### PAGE EXTRACT
☆ ☆ ☆

- Conference: Mid-Eastern Athletic Conference

Ranking
- STATS: No. 24
- FCS Coaches: No. 25
- Record: 9–2 (7–1 MEAC)
- Head coach: Willie Simmons (2nd season);
- Offensive coordinator: Alex Jackson (2nd season)
- Offensive scheme: Spread
- Defensive coordinator: Ralph Street (2nd season)
- Base defense: 4–3
- Home stadium: Bragg Memorial Stadium

= 2019 Florida A&M Rattlers football team =

American college football season

The 2019 Florida A&M Rattlers football team represented Florida A&M University as member of the Mid-Eastern Athletic Conference (MEAC) during the 2019 NCAA Division I FCS football season. The Rattlers were led by second-year head coach Willie Simmons and played their home games at Bragg Memorial Stadium. Florida A&M finished the year 9–2 overall and 7–1 in MEAC play to post with the best record in the MEAC and across all HBCU schools. However, in May 2019, Florida A&M had been banned from 2019 postseason play; as a result, the team could not compete in the Celebration Bowl or for a MEAC championship.

☆ ☆ ☆

### EXTRACTED ENTRIES
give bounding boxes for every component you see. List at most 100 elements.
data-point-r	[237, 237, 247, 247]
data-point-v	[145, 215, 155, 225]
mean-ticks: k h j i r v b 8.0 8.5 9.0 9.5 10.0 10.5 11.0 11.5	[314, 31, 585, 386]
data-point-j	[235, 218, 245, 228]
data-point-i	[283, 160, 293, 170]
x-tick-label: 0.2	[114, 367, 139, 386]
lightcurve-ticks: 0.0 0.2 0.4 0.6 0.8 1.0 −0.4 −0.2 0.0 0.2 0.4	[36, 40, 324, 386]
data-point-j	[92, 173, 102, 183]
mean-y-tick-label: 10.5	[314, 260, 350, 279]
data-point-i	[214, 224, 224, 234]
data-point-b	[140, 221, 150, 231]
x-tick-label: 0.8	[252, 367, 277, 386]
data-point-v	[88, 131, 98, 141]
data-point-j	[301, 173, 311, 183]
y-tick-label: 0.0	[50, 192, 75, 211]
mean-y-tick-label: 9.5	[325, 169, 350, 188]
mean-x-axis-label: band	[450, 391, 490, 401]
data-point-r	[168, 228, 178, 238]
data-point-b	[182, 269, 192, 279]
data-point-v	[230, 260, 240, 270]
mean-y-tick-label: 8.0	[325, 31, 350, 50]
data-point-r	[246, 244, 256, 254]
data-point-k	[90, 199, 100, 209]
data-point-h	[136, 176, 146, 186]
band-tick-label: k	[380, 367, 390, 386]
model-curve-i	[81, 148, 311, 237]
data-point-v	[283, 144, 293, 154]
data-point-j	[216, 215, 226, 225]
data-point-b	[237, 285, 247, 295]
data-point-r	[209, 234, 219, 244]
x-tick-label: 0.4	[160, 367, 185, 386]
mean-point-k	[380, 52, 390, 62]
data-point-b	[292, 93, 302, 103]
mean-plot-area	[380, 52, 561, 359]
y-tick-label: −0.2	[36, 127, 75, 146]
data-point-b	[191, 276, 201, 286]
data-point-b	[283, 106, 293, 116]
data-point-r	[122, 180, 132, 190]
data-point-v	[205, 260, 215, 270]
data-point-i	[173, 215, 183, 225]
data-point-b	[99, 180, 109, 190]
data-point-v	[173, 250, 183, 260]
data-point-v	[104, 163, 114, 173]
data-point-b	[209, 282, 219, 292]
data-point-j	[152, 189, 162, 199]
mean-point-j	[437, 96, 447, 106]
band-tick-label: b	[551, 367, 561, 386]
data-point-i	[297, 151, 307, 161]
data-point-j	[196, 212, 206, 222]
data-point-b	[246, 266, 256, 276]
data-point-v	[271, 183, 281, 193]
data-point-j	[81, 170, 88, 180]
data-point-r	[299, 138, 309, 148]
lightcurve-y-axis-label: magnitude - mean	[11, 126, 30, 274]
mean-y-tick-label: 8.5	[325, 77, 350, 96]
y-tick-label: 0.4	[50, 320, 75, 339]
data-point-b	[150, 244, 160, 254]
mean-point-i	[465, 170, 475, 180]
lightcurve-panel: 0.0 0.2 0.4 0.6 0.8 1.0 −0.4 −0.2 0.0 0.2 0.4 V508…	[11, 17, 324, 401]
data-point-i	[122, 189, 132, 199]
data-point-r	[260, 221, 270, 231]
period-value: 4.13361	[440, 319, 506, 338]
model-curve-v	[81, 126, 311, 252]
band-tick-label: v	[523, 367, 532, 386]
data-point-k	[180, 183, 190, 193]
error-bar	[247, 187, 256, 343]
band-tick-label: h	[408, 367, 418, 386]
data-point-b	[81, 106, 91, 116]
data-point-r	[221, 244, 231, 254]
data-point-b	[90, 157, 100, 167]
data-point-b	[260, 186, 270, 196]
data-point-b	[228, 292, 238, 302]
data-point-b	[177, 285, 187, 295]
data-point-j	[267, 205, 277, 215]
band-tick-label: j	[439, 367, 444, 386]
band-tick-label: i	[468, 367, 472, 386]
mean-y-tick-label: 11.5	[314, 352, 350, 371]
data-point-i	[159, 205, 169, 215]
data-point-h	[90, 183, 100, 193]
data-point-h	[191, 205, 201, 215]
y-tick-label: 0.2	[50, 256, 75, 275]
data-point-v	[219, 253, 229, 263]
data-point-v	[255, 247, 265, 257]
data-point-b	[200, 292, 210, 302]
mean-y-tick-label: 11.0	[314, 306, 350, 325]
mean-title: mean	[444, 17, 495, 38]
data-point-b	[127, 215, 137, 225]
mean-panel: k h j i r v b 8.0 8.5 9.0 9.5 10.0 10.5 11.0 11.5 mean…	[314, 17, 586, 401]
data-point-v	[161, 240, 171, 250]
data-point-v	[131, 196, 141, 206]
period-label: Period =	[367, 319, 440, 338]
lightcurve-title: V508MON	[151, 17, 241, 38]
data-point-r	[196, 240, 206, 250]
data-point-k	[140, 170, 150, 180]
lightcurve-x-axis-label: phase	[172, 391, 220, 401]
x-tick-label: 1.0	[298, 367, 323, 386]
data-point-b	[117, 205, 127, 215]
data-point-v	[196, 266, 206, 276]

☆ ☆ ☆

### TASK GOAL
According to the text on the 2019 Florida A&M Rattlers football team, why could the team not compete in the Celebration Bowl? The material comes from a different source than the text about the 2019 Florida A&M football team.

### OUTPUT FOR THIS EXERCISE
In May 2019, Florida A&M had been banned from 2019 postseason play.